*** Entries supplied ***

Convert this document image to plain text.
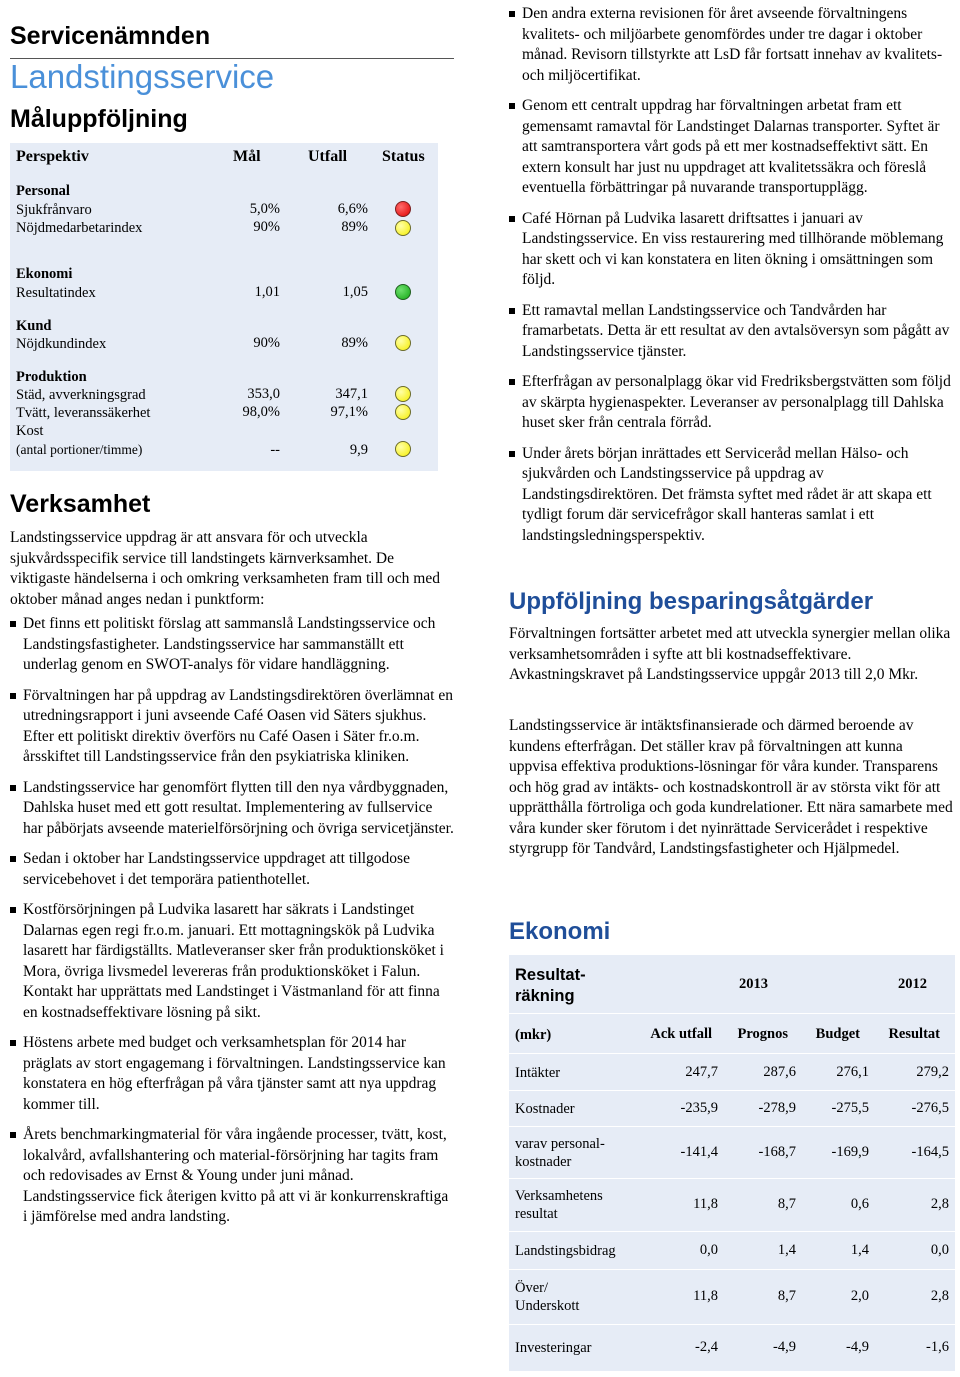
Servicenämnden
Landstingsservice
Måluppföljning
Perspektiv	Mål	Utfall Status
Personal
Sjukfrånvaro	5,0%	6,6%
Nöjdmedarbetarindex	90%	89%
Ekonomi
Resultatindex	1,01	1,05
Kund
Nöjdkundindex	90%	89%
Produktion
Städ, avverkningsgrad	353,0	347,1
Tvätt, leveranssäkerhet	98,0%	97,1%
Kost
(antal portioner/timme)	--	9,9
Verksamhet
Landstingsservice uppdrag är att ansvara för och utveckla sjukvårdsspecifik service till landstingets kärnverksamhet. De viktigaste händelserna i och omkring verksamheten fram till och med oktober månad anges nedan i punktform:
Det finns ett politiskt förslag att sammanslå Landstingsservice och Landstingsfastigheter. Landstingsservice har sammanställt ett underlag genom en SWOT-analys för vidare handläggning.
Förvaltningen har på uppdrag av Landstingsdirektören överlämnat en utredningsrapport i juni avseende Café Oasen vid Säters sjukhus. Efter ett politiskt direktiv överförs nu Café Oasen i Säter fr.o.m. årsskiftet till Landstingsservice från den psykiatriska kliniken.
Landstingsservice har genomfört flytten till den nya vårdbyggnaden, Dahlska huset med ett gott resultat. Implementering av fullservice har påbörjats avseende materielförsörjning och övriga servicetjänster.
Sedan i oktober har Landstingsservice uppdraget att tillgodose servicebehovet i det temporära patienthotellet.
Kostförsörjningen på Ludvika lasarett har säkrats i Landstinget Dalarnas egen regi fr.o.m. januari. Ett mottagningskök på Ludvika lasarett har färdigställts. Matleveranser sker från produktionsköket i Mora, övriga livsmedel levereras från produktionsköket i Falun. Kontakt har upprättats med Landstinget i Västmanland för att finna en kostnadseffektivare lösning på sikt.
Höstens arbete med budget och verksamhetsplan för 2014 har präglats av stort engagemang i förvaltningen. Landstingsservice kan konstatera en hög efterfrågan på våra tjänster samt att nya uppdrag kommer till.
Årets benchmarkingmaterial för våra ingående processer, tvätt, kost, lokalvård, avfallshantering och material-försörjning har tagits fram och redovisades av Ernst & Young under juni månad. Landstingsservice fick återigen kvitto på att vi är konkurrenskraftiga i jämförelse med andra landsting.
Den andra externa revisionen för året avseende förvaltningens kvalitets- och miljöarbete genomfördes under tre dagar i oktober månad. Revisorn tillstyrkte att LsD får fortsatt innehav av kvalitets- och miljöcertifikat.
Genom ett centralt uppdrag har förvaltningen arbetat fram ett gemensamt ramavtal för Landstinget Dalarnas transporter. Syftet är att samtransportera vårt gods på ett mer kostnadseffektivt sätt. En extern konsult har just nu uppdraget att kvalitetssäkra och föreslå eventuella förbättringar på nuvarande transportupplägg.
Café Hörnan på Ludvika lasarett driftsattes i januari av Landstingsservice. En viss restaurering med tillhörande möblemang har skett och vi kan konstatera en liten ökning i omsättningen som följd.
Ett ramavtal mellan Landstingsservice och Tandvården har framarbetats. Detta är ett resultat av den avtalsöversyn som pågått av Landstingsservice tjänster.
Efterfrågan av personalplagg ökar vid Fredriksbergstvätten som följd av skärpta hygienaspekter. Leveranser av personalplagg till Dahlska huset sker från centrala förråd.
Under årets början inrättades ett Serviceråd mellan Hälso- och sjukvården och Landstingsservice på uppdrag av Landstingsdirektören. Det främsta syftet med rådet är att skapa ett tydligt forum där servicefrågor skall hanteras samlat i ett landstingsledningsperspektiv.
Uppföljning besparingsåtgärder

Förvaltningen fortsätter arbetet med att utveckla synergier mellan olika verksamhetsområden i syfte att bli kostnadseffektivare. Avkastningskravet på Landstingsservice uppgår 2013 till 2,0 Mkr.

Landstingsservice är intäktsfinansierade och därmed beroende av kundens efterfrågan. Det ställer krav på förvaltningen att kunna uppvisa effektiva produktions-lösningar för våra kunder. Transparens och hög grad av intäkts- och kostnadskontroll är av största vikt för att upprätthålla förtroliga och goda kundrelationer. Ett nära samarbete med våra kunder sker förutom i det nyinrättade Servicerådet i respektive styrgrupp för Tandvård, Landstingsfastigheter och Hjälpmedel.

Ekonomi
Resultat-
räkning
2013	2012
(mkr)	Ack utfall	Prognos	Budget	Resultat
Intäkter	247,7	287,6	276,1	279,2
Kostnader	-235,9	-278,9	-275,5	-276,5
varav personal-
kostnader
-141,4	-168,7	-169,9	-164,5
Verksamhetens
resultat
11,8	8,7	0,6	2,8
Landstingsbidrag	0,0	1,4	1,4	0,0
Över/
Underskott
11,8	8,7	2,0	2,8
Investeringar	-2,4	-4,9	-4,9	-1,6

*** End of Entries supplied ***
*** Entries supplied ***

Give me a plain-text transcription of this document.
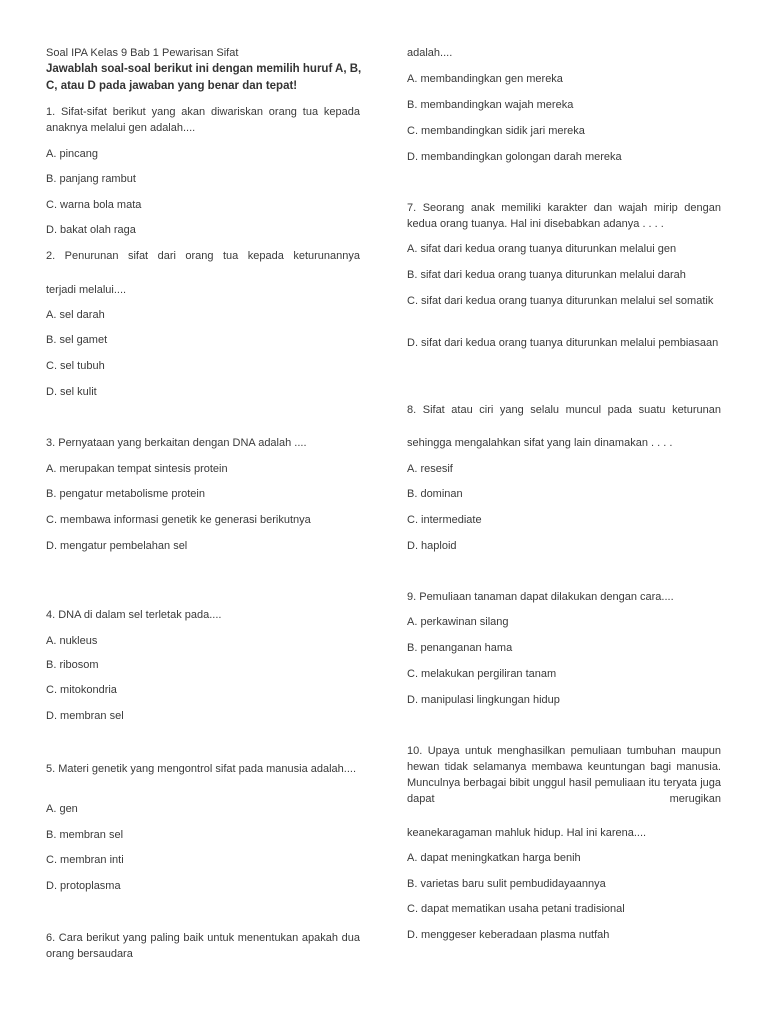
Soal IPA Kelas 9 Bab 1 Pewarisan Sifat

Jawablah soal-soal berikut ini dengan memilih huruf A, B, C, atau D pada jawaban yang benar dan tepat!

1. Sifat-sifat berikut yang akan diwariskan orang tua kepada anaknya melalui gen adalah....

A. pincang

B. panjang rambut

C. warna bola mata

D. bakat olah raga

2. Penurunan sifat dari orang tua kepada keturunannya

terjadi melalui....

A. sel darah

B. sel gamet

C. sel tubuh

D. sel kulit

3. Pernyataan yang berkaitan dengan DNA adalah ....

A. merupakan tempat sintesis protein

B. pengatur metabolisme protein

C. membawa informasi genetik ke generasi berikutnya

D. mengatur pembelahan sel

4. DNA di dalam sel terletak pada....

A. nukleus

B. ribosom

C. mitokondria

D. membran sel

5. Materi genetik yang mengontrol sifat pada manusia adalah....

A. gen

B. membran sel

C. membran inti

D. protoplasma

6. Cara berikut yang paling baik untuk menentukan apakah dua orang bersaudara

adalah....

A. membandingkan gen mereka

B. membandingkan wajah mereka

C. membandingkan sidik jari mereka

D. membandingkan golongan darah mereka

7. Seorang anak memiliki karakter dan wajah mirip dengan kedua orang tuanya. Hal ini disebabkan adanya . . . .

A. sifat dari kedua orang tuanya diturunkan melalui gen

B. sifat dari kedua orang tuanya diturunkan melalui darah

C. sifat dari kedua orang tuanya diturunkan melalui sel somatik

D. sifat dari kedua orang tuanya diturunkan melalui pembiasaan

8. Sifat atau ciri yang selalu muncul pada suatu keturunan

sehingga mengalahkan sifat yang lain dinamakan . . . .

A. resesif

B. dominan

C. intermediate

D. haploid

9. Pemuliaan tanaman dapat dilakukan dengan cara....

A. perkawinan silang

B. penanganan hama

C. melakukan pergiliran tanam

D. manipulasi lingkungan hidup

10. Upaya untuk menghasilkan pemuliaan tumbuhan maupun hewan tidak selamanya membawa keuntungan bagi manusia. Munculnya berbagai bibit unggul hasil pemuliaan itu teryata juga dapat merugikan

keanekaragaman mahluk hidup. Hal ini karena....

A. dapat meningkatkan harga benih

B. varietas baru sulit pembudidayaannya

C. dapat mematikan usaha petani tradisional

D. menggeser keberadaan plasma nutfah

*** End of Entries supplied ***
*** Entries supplied ***

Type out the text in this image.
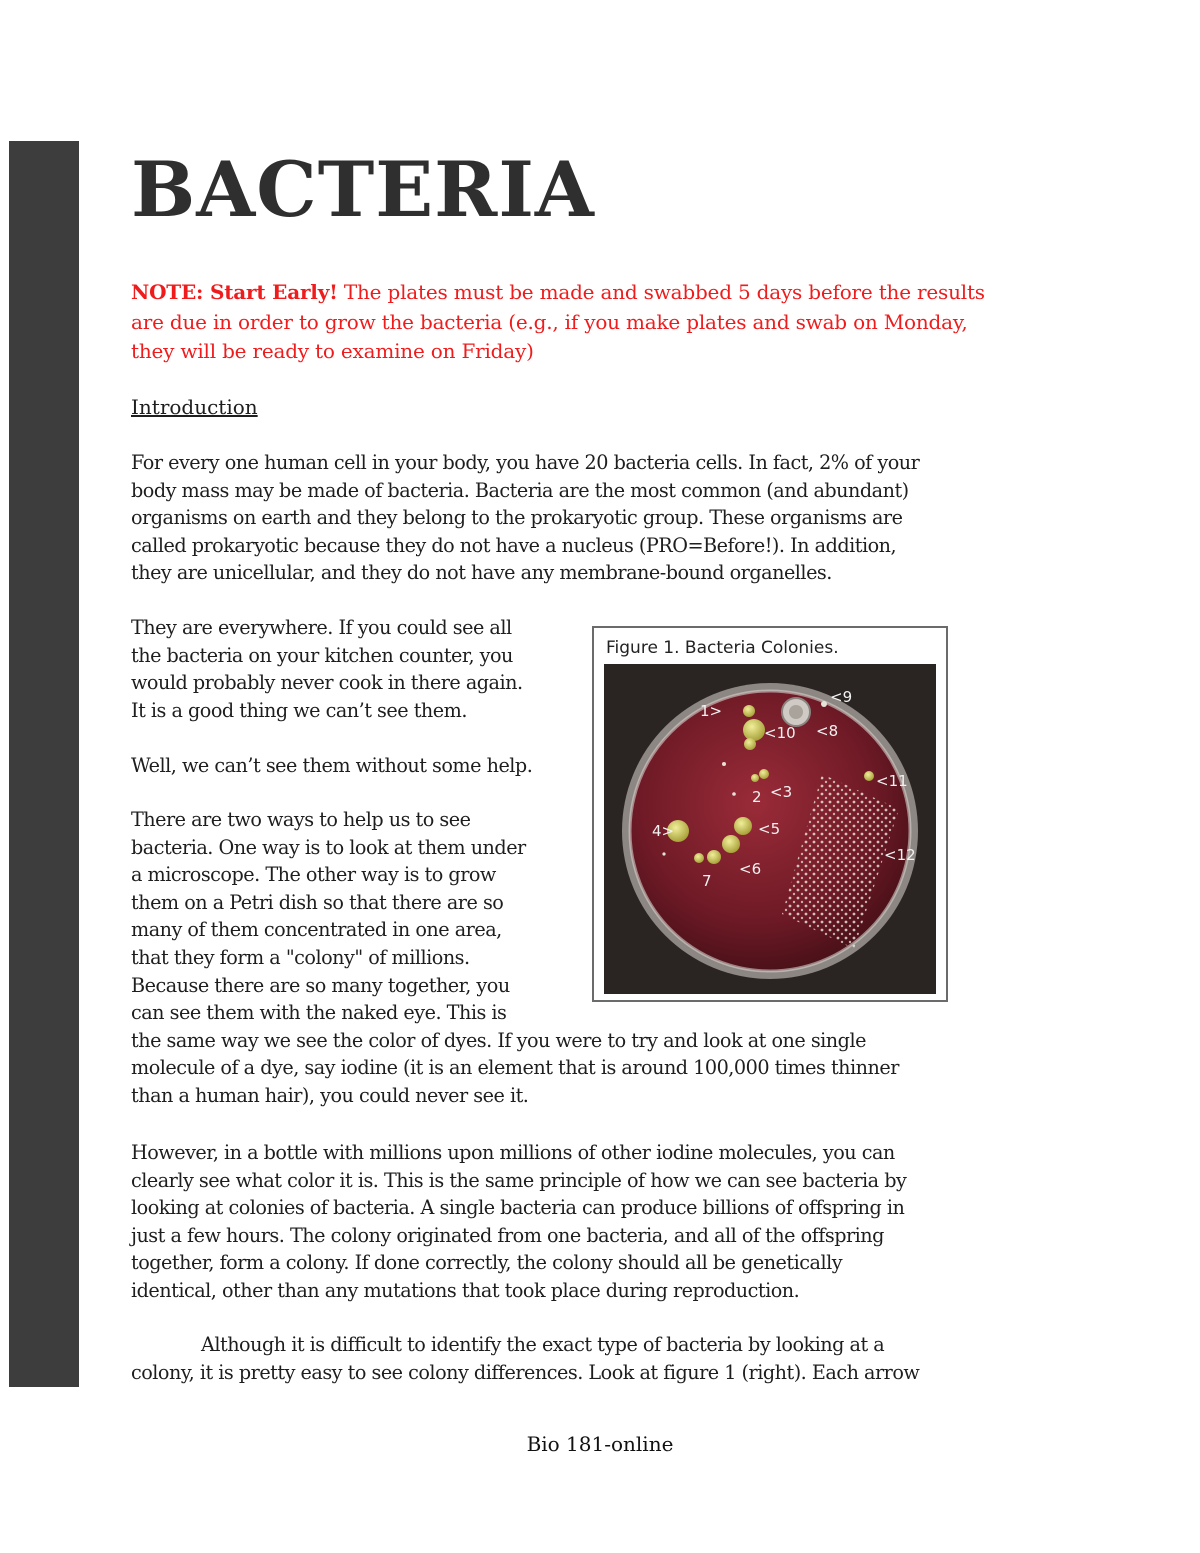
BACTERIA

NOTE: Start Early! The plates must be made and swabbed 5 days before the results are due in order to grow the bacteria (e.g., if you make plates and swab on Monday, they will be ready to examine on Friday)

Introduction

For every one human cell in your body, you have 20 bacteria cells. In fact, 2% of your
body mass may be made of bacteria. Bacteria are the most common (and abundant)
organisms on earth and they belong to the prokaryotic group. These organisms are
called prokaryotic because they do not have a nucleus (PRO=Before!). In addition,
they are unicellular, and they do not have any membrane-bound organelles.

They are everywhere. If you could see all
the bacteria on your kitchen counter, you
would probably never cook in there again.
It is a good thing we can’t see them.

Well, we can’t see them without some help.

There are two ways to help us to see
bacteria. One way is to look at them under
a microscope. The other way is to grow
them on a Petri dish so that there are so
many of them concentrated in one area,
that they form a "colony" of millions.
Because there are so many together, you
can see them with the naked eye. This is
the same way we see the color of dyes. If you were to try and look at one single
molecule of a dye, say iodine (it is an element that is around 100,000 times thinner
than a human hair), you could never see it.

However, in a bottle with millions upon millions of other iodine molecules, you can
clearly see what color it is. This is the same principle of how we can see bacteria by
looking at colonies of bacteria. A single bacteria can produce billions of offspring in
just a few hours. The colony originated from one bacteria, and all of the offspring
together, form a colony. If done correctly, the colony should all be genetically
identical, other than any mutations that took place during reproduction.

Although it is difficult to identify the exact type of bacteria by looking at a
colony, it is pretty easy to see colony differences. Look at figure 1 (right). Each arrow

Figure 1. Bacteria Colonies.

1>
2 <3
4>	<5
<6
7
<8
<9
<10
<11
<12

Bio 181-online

*** End of Entries supplied ***

Problem description: Tally the lines above containing "tuanya". Number only.

Response: 5